▶ Your objective
Echo back, unchanged, the stretch of lines in the entries below from the one containing "x-tick-label: 37 °C" through the one containing "y-tick-label: 1.2 <box>155 822 180 842</box>", with both of those lines included.

[Entries drawn from a collection]
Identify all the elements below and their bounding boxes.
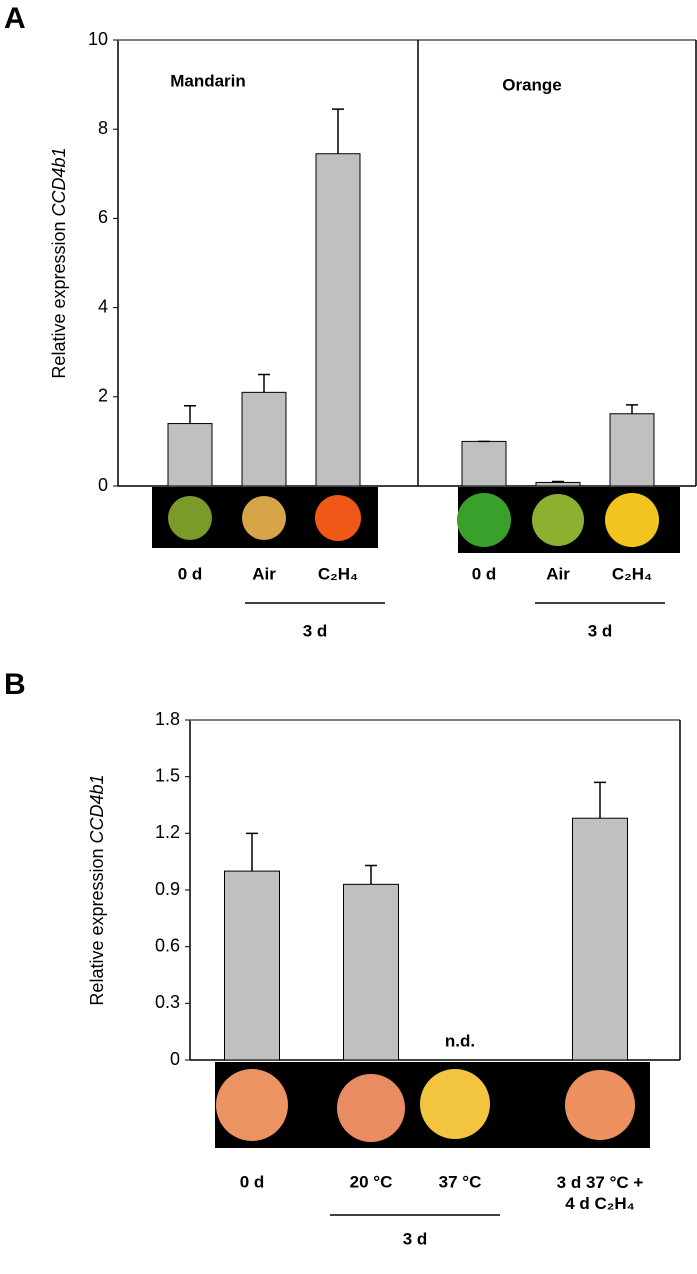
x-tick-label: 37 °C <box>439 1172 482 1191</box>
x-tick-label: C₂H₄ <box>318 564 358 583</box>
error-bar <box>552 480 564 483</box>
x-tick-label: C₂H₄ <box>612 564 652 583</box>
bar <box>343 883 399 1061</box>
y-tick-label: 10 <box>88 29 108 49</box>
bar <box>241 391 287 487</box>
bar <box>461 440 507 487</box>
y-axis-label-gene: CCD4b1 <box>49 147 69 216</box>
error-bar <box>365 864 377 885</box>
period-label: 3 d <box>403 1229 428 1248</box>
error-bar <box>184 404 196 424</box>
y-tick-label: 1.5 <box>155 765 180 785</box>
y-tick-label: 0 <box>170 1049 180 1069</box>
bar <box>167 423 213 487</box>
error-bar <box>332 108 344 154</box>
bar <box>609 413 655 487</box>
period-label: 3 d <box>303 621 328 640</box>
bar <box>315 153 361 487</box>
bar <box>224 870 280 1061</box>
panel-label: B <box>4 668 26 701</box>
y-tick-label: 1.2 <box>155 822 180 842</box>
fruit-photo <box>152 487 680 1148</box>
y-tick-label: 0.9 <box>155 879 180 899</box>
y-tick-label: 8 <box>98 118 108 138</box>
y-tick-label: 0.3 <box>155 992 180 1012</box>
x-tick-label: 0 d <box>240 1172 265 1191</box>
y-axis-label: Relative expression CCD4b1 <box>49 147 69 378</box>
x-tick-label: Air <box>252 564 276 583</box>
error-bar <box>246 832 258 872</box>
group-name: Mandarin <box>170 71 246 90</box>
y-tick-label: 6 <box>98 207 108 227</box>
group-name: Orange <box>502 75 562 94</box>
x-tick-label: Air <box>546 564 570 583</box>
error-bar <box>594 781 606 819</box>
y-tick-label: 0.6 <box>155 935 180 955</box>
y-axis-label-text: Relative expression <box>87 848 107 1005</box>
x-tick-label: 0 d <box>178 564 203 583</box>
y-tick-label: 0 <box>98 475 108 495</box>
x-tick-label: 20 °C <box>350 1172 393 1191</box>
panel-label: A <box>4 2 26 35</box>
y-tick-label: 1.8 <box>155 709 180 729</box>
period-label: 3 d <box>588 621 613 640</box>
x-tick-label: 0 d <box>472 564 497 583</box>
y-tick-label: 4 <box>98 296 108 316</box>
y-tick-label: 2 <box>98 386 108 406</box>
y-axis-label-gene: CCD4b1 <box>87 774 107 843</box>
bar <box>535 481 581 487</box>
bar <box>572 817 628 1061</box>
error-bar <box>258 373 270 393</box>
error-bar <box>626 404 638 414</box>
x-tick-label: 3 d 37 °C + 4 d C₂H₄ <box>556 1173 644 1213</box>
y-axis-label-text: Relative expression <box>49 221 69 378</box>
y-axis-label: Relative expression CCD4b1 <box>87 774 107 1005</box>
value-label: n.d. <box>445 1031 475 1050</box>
---
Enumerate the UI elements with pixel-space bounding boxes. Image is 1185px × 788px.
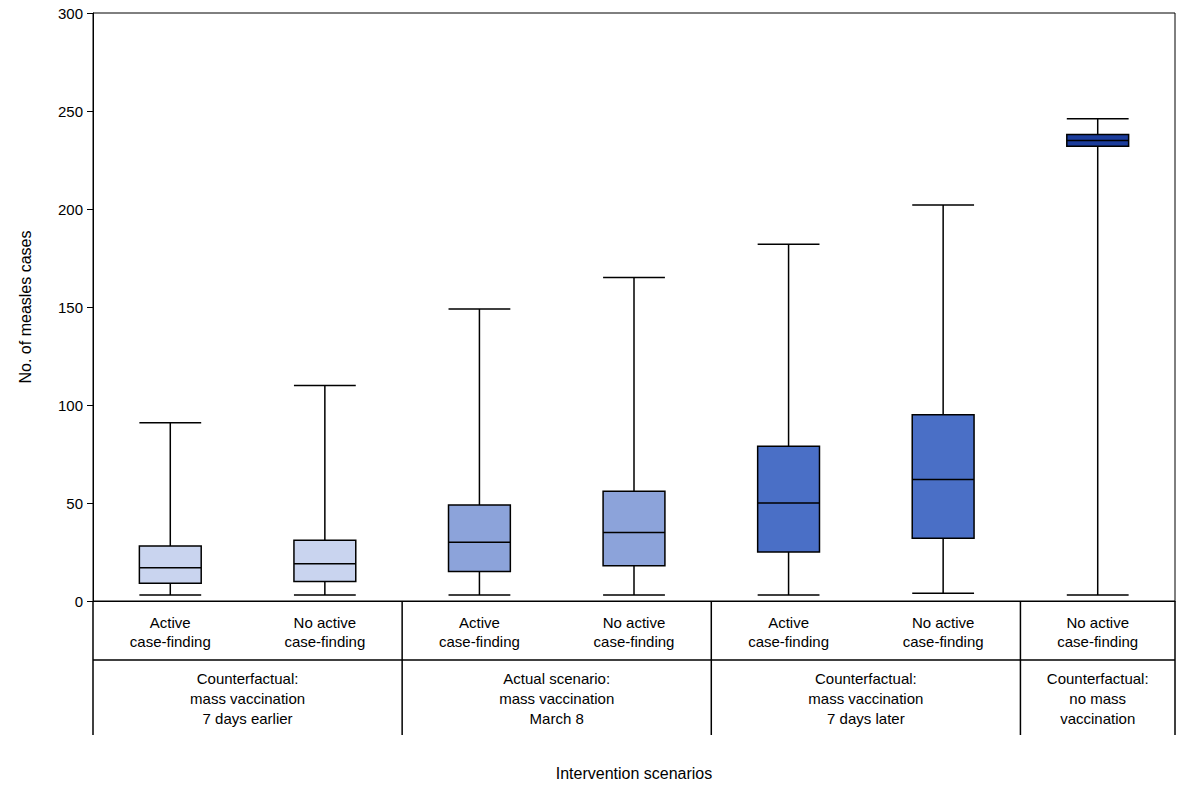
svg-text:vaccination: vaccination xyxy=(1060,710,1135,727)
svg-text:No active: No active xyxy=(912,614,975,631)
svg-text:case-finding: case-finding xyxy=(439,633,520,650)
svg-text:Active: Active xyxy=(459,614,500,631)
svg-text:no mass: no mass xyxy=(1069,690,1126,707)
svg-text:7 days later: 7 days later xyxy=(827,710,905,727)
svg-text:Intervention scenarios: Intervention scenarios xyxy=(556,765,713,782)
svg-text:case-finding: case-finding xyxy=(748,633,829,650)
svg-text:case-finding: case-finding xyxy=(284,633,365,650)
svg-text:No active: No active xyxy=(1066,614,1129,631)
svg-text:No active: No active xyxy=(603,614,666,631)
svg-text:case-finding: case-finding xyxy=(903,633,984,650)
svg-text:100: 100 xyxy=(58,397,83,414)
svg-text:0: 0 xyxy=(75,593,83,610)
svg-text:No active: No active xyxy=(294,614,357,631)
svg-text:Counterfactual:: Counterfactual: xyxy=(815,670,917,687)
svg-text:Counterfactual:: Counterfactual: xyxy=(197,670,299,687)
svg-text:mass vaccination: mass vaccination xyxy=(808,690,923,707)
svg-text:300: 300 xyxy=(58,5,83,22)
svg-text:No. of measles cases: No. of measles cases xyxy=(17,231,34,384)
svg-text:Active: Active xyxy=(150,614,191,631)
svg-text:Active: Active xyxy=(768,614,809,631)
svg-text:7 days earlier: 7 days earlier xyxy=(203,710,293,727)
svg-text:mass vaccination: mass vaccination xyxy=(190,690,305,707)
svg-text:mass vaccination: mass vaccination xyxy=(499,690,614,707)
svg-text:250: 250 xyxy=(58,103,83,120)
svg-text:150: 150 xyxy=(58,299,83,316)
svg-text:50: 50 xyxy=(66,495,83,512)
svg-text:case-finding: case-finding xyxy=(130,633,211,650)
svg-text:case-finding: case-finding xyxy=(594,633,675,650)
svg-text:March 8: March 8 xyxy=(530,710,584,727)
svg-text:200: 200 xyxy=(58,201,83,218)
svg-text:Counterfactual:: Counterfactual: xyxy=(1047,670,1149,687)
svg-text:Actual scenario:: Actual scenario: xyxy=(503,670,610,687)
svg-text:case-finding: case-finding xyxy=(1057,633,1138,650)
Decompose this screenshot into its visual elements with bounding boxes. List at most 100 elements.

▶ Solution
x-tick-label: 37 °C <box>439 1172 482 1191</box>
x-tick-label: C₂H₄ <box>318 564 358 583</box>
error-bar <box>552 480 564 483</box>
x-tick-label: C₂H₄ <box>612 564 652 583</box>
bar <box>343 883 399 1061</box>
y-tick-label: 10 <box>88 29 108 49</box>
bar <box>241 391 287 487</box>
bar <box>461 440 507 487</box>
y-axis-label-gene: CCD4b1 <box>49 147 69 216</box>
error-bar <box>365 864 377 885</box>
period-label: 3 d <box>403 1229 428 1248</box>
error-bar <box>184 404 196 424</box>
y-tick-label: 1.5 <box>155 765 180 785</box>
y-tick-label: 0 <box>170 1049 180 1069</box>
bar <box>167 423 213 487</box>
error-bar <box>332 108 344 154</box>
bar <box>609 413 655 487</box>
period-label: 3 d <box>303 621 328 640</box>
bar <box>315 153 361 487</box>
bar <box>224 870 280 1061</box>
panel-label: B <box>4 668 26 701</box>
y-tick-label: 1.2 <box>155 822 180 842</box>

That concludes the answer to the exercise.